- **Requirement**:
Return each entry below exactly. Skip the images.
===== Data under study =====
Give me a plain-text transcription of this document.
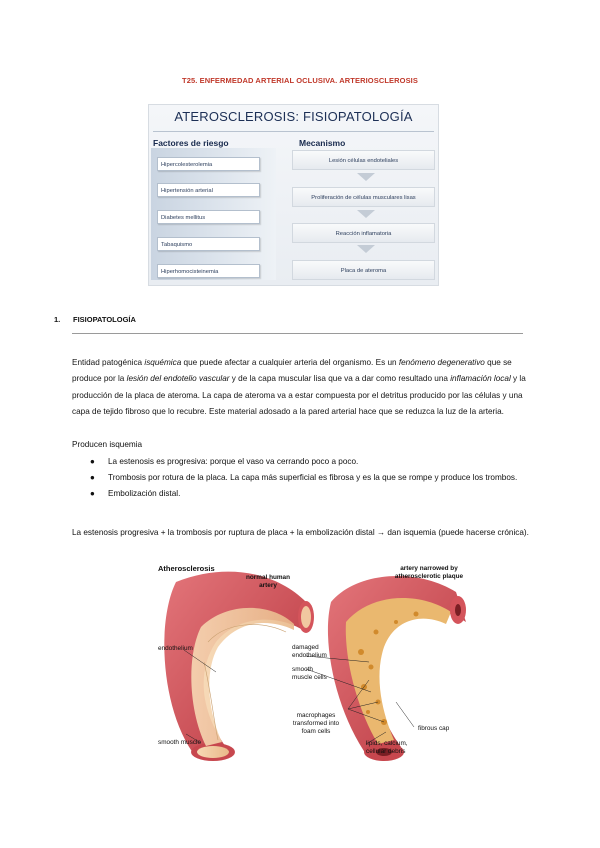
T25. ENFERMEDAD ARTERIAL OCLUSIVA. ARTERIOSCLEROSIS
ATEROSCLEROSIS: FISIOPATOLOGÍA
Factores de riesgo	Mecanismo
Hipercolesterolemia
Hipertensión arterial
Diabetes mellitus
Tabaquismo
Hiperhomocisteinemia
Lesión células endoteliales
Proliferación de células musculares lisas
Reacción inflamatoria
Placa de ateroma
1. FISIOPATOLOGÍA
Entidad patogénica isquémica que puede afectar a cualquier arteria del organismo. Es un fenómeno degenerativo que se produce por la lesión del endotelio vascular y de la capa muscular lisa que va a dar como resultado una inflamación local y la producción de la placa de ateroma. La capa de ateroma va a estar compuesta por el detritus producido por las células y una capa de tejido fibroso que lo recubre. Este material adosado a la pared arterial hace que se reduzca la luz de la arteria.
Producen isquemia
● La estenosis es progresiva: porque el vaso va cerrando poco a poco.
● Trombosis por rotura de la placa. La capa más superficial es fibrosa y es la que se rompe y produce los trombos.
● Embolización distal.
La estenosis progresiva + la trombosis por ruptura de placa + la embolización distal → dan isquemia (puede hacerse crónica).
Atherosclerosis
normal human artery
artery narrowed by atherosclerotic plaque
endothelium
smooth muscle
damaged endothelium
smooth muscle cells
fibrous cap
macrophages transformed into foam cells
lipids, calcium, cellular debris
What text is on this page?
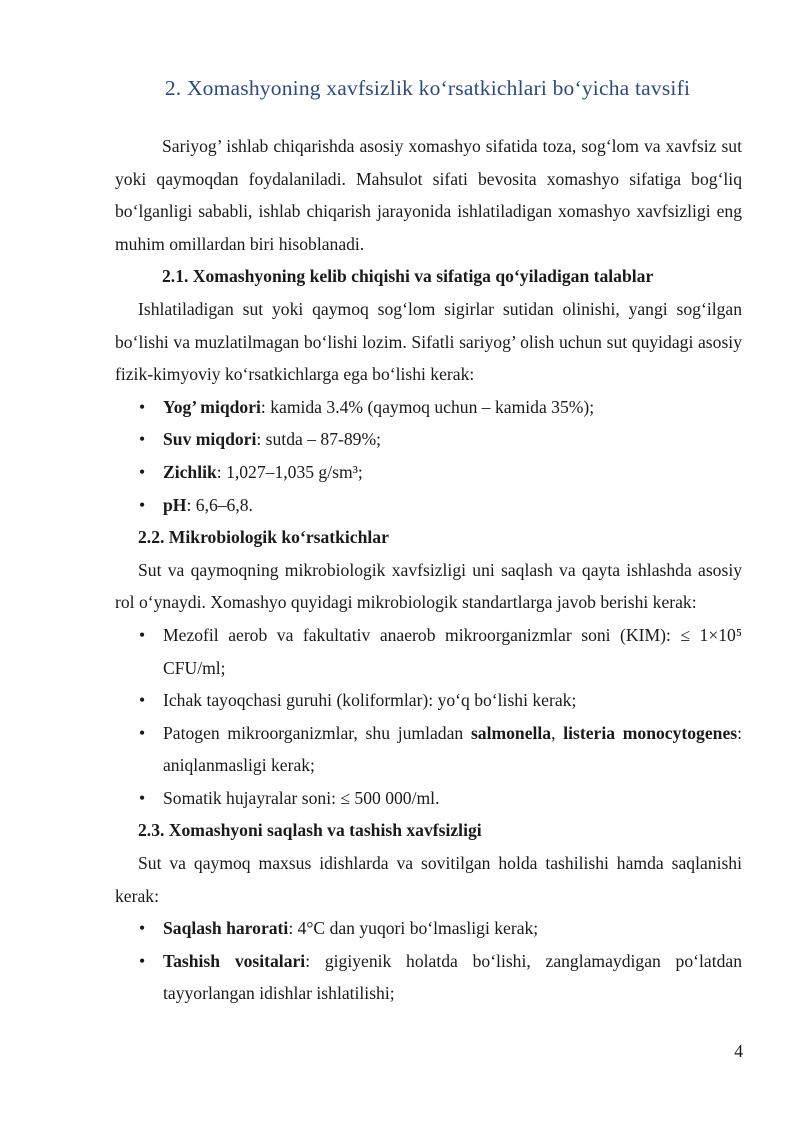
2. Xomashyoning xavfsizlik ko‘rsatkichlari bo‘yicha tavsifi

Sariyog’ ishlab chiqarishda asosiy xomashyo sifatida toza, sog‘lom va xavfsiz sut yoki qaymoqdan foydalaniladi. Mahsulot sifati bevosita xomashyo sifatiga bog‘liq bo‘lganligi sababli, ishlab chiqarish jarayonida ishlatiladigan xomashyo xavfsizligi eng muhim omillardan biri hisoblanadi.

2.1. Xomashyoning kelib chiqishi va sifatiga qo‘yiladigan talablar

Ishlatiladigan sut yoki qaymoq sog‘lom sigirlar sutidan olinishi, yangi sog‘ilgan bo‘lishi va muzlatilmagan bo‘lishi lozim. Sifatli sariyog’ olish uchun sut quyidagi asosiy fizik-kimyoviy ko‘rsatkichlarga ega bo‘lishi kerak:

• Yog’ miqdori: kamida 3.4% (qaymoq uchun – kamida 35%);
• Suv miqdori: sutda – 87-89%;
• Zichlik: 1,027–1,035 g/sm³;
• pH: 6,6–6,8.

2.2. Mikrobiologik ko‘rsatkichlar

Sut va qaymoqning mikrobiologik xavfsizligi uni saqlash va qayta ishlashda asosiy rol o‘ynaydi. Xomashyo quyidagi mikrobiologik standartlarga javob berishi kerak:

• Mezofil aerob va fakultativ anaerob mikroorganizmlar soni (KIM): ≤ 1×10⁵ CFU/ml;
• Ichak tayoqchasi guruhi (koliformlar): yo‘q bo‘lishi kerak;
• Patogen mikroorganizmlar, shu jumladan salmonella, listeria monocytogenes: aniqlanmasligi kerak;
• Somatik hujayralar soni: ≤ 500 000/ml.

2.3. Xomashyoni saqlash va tashish xavfsizligi

Sut va qaymoq maxsus idishlarda va sovitilgan holda tashilishi hamda saqlanishi kerak:

• Saqlash harorati: 4°C dan yuqori bo‘lmasligi kerak;
• Tashish vositalari: gigiyenik holatda bo‘lishi, zanglamaydigan po‘latdan tayyorlangan idishlar ishlatilishi;
4
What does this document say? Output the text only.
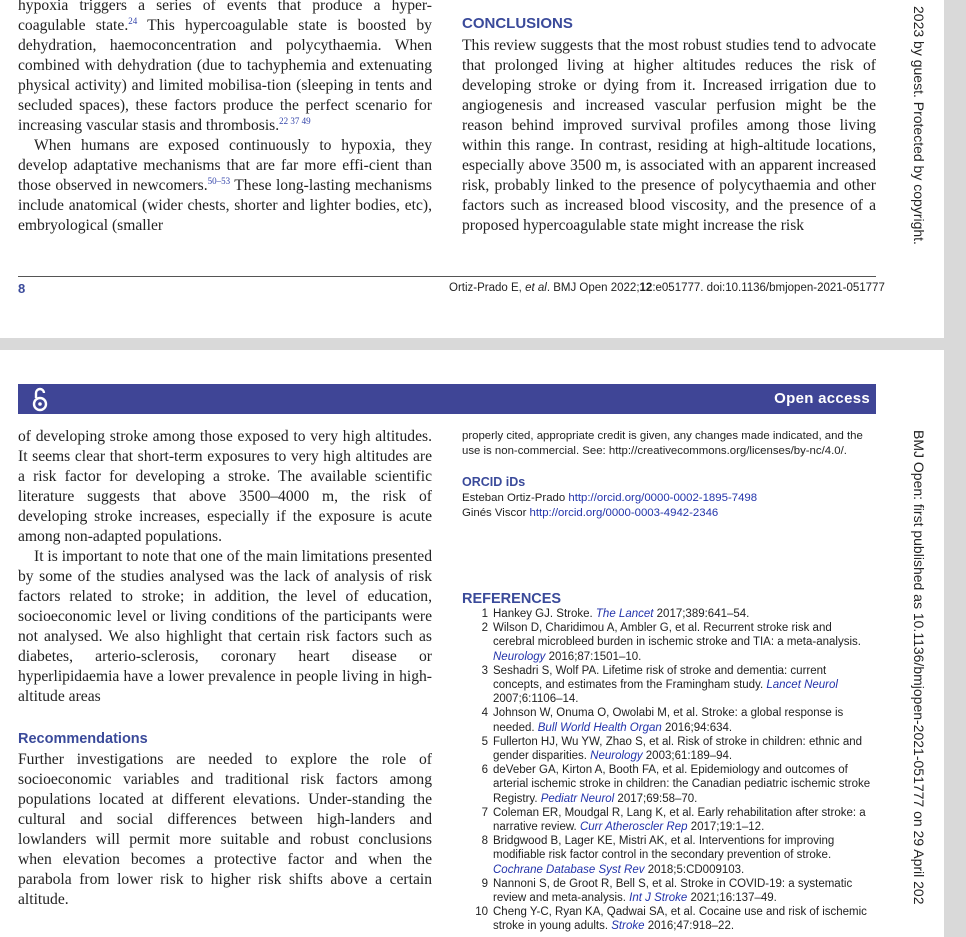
hypoxia triggers a series of events that produce a hyper-coagulable state.$^{24}$ This hypercoagulable state is boosted by dehydration, haemoconcentration and polycythaemia. When combined with dehydration (due to tachyphemia and extenuating physical activity) and limited mobilisa-tion (sleeping in tents and secluded spaces), these factors produce the perfect scenario for increasing vascular stasis and thrombosis.$^{22 37 49}$

When humans are exposed continuously to hypoxia, they develop adaptative mechanisms that are far more effi-cient than those observed in newcomers.$^{50-53}$ These long-lasting mechanisms include anatomical (wider chests, shorter and lighter bodies, etc), embryological (smaller

CONCLUSIONS

This review suggests that the most robust studies tend to advocate that prolonged living at higher altitudes reduces the risk of developing stroke or dying from it. Increased irrigation due to angiogenesis and increased vascular perfusion might be the reason behind improved survival profiles among those living within this range. In contrast, residing at high-altitude locations, especially above 3500 m, is associated with an apparent increased risk, probably linked to the presence of polycythaemia and other factors such as increased blood viscosity, and the presence of a proposed hypercoagulable state might increase the risk

8	Ortiz-Prado E, et al. BMJ Open 2022;12:e051777. doi:10.1136/bmjopen-2021-051777
2023 by guest. Protected by copyright.
Open access

of developing stroke among those exposed to very high altitudes. It seems clear that short-term exposures to very high altitudes are a risk factor for developing a stroke. The available scientific literature suggests that above 3500–4000 m, the risk of developing stroke increases, especially if the exposure is acute among non-adapted populations.

It is important to note that one of the main limitations presented by some of the studies analysed was the lack of analysis of risk factors related to stroke; in addition, the level of education, socioeconomic level or living conditions of the participants were not analysed. We also highlight that certain risk factors such as diabetes, arterio-sclerosis, coronary heart disease or hyperlipidaemia have a lower prevalence in people living in high-altitude areas

Recommendations

Further investigations are needed to explore the role of socioeconomic variables and traditional risk factors among populations located at different elevations. Under-standing the cultural and social differences between high-landers and lowlanders will permit more suitable and robust conclusions when elevation becomes a protective factor and when the parabola from lower risk to higher risk shifts above a certain altitude.

properly cited, appropriate credit is given, any changes made indicated, and the use is non-commercial. See: http://creativecommons.org/licenses/by-nc/4.0/.
ORCID iDs
Esteban Ortiz-Prado http://orcid.org/0000-0002-1895-7498
Ginés Viscor http://orcid.org/0000-0003-4942-2346
REFERENCES
1 Hankey GJ. Stroke. The Lancet 2017;389:641–54.
2 Wilson D, Charidimou A, Ambler G, et al. Recurrent stroke risk and cerebral microbleed burden in ischemic stroke and TIA: a meta-analysis. Neurology 2016;87:1501–10.
3 Seshadri S, Wolf PA. Lifetime risk of stroke and dementia: current concepts, and estimates from the Framingham study. Lancet Neurol 2007;6:1106–14.
4 Johnson W, Onuma O, Owolabi M, et al. Stroke: a global response is needed. Bull World Health Organ 2016;94:634.
5 Fullerton HJ, Wu YW, Zhao S, et al. Risk of stroke in children: ethnic and gender disparities. Neurology 2003;61:189–94.
6 deVeber GA, Kirton A, Booth FA, et al. Epidemiology and outcomes of arterial ischemic stroke in children: the Canadian pediatric ischemic stroke Registry. Pediatr Neurol 2017;69:58–70.
7 Coleman ER, Moudgal R, Lang K, et al. Early rehabilitation after stroke: a narrative review. Curr Atheroscler Rep 2017;19:1–12.
8 Bridgwood B, Lager KE, Mistri AK, et al. Interventions for improving modifiable risk factor control in the secondary prevention of stroke. Cochrane Database Syst Rev 2018;5:CD009103.
9 Nannoni S, de Groot R, Bell S, et al. Stroke in COVID-19: a systematic review and meta-analysis. Int J Stroke 2021;16:137–49.
10 Cheng Y-C, Ryan KA, Qadwai SA, et al. Cocaine use and risk of ischemic stroke in young adults. Stroke 2016;47:918–22.
BMJ Open: first published as 10.1136/bmjopen-2021-051777 on 29 April 202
=====
- **Written reply**:
Give me a plain-text transcription of this document.
T25. ENFERMEDAD ARTERIAL OCLUSIVA. ARTERIOSCLEROSIS
ATEROSCLEROSIS: FISIOPATOLOGÍA
Factores de riesgo	Mecanismo
Hipercolesterolemia
Hipertensión arterial
Diabetes mellitus
Tabaquismo
Hiperhomocisteinemia
Lesión células endoteliales
Proliferación de células musculares lisas
Reacción inflamatoria
Placa de ateroma
1. FISIOPATOLOGÍA
Entidad patogénica isquémica que puede afectar a cualquier arteria del organismo. Es un fenómeno degenerativo que se produce por la lesión del endotelio vascular y de la capa muscular lisa que va a dar como resultado una inflamación local y la producción de la placa de ateroma. La capa de ateroma va a estar compuesta por el detritus producido por las células y una capa de tejido fibroso que lo recubre. Este material adosado a la pared arterial hace que se reduzca la luz de la arteria.
Producen isquemia
● La estenosis es progresiva: porque el vaso va cerrando poco a poco.
● Trombosis por rotura de la placa. La capa más superficial es fibrosa y es la que se rompe y produce los trombos.
● Embolización distal.
La estenosis progresiva + la trombosis por ruptura de placa + la embolización distal → dan isquemia (puede hacerse crónica).
Atherosclerosis
normal human artery
artery narrowed by atherosclerotic plaque
endothelium
smooth muscle
damaged endothelium
smooth muscle cells
fibrous cap
macrophages transformed into foam cells
lipids, calcium, cellular debris
What text is on this page?
2. Xomashyoning xavfsizlik ko‘rsatkichlari bo‘yicha tavsifi

Sariyog’ ishlab chiqarishda asosiy xomashyo sifatida toza, sog‘lom va xavfsiz sut yoki qaymoqdan foydalaniladi. Mahsulot sifati bevosita xomashyo sifatiga bog‘liq bo‘lganligi sababli, ishlab chiqarish jarayonida ishlatiladigan xomashyo xavfsizligi eng muhim omillardan biri hisoblanadi.

2.1. Xomashyoning kelib chiqishi va sifatiga qo‘yiladigan talablar

Ishlatiladigan sut yoki qaymoq sog‘lom sigirlar sutidan olinishi, yangi sog‘ilgan bo‘lishi va muzlatilmagan bo‘lishi lozim. Sifatli sariyog’ olish uchun sut quyidagi asosiy fizik-kimyoviy ko‘rsatkichlarga ega bo‘lishi kerak:

• Yog’ miqdori: kamida 3.4% (qaymoq uchun – kamida 35%);
• Suv miqdori: sutda – 87-89%;
• Zichlik: 1,027–1,035 g/sm³;
• pH: 6,6–6,8.

2.2. Mikrobiologik ko‘rsatkichlar

Sut va qaymoqning mikrobiologik xavfsizligi uni saqlash va qayta ishlashda asosiy rol o‘ynaydi. Xomashyo quyidagi mikrobiologik standartlarga javob berishi kerak:

• Mezofil aerob va fakultativ anaerob mikroorganizmlar soni (KIM): ≤ 1×10⁵ CFU/ml;
• Ichak tayoqchasi guruhi (koliformlar): yo‘q bo‘lishi kerak;
• Patogen mikroorganizmlar, shu jumladan salmonella, listeria monocytogenes: aniqlanmasligi kerak;
• Somatik hujayralar soni: ≤ 500 000/ml.

2.3. Xomashyoni saqlash va tashish xavfsizligi

Sut va qaymoq maxsus idishlarda va sovitilgan holda tashilishi hamda saqlanishi kerak:

• Saqlash harorati: 4°C dan yuqori bo‘lmasligi kerak;
• Tashish vositalari: gigiyenik holatda bo‘lishi, zanglamaydigan po‘latdan tayyorlangan idishlar ishlatilishi;
4
What does this document say? Output the text only.
hypoxia triggers a series of events that produce a hyper-coagulable state.$^{24}$ This hypercoagulable state is boosted by dehydration, haemoconcentration and polycythaemia. When combined with dehydration (due to tachyphemia and extenuating physical activity) and limited mobilisa-tion (sleeping in tents and secluded spaces), these factors produce the perfect scenario for increasing vascular stasis and thrombosis.$^{22 37 49}$

When humans are exposed continuously to hypoxia, they develop adaptative mechanisms that are far more effi-cient than those observed in newcomers.$^{50-53}$ These long-lasting mechanisms include anatomical (wider chests, shorter and lighter bodies, etc), embryological (smaller

CONCLUSIONS

This review suggests that the most robust studies tend to advocate that prolonged living at higher altitudes reduces the risk of developing stroke or dying from it. Increased irrigation due to angiogenesis and increased vascular perfusion might be the reason behind improved survival profiles among those living within this range. In contrast, residing at high-altitude locations, especially above 3500 m, is associated with an apparent increased risk, probably linked to the presence of polycythaemia and other factors such as increased blood viscosity, and the presence of a proposed hypercoagulable state might increase the risk

8	Ortiz-Prado E, et al. BMJ Open 2022;12:e051777. doi:10.1136/bmjopen-2021-051777
2023 by guest. Protected by copyright.
Open access

of developing stroke among those exposed to very high altitudes. It seems clear that short-term exposures to very high altitudes are a risk factor for developing a stroke. The available scientific literature suggests that above 3500–4000 m, the risk of developing stroke increases, especially if the exposure is acute among non-adapted populations.

It is important to note that one of the main limitations presented by some of the studies analysed was the lack of analysis of risk factors related to stroke; in addition, the level of education, socioeconomic level or living conditions of the participants were not analysed. We also highlight that certain risk factors such as diabetes, arterio-sclerosis, coronary heart disease or hyperlipidaemia have a lower prevalence in people living in high-altitude areas

Recommendations

Further investigations are needed to explore the role of socioeconomic variables and traditional risk factors among populations located at different elevations. Under-standing the cultural and social differences between high-landers and lowlanders will permit more suitable and robust conclusions when elevation becomes a protective factor and when the parabola from lower risk to higher risk shifts above a certain altitude.

properly cited, appropriate credit is given, any changes made indicated, and the use is non-commercial. See: http://creativecommons.org/licenses/by-nc/4.0/.
ORCID iDs
Esteban Ortiz-Prado http://orcid.org/0000-0002-1895-7498
Ginés Viscor http://orcid.org/0000-0003-4942-2346
REFERENCES
1 Hankey GJ. Stroke. The Lancet 2017;389:641–54.
2 Wilson D, Charidimou A, Ambler G, et al. Recurrent stroke risk and cerebral microbleed burden in ischemic stroke and TIA: a meta-analysis. Neurology 2016;87:1501–10.
3 Seshadri S, Wolf PA. Lifetime risk of stroke and dementia: current concepts, and estimates from the Framingham study. Lancet Neurol 2007;6:1106–14.
4 Johnson W, Onuma O, Owolabi M, et al. Stroke: a global response is needed. Bull World Health Organ 2016;94:634.
5 Fullerton HJ, Wu YW, Zhao S, et al. Risk of stroke in children: ethnic and gender disparities. Neurology 2003;61:189–94.
6 deVeber GA, Kirton A, Booth FA, et al. Epidemiology and outcomes of arterial ischemic stroke in children: the Canadian pediatric ischemic stroke Registry. Pediatr Neurol 2017;69:58–70.
7 Coleman ER, Moudgal R, Lang K, et al. Early rehabilitation after stroke: a narrative review. Curr Atheroscler Rep 2017;19:1–12.
8 Bridgwood B, Lager KE, Mistri AK, et al. Interventions for improving modifiable risk factor control in the secondary prevention of stroke. Cochrane Database Syst Rev 2018;5:CD009103.
9 Nannoni S, de Groot R, Bell S, et al. Stroke in COVID-19: a systematic review and meta-analysis. Int J Stroke 2021;16:137–49.
10 Cheng Y-C, Ryan KA, Qadwai SA, et al. Cocaine use and risk of ischemic stroke in young adults. Stroke 2016;47:918–22.
BMJ Open: first published as 10.1136/bmjopen-2021-051777 on 29 April 202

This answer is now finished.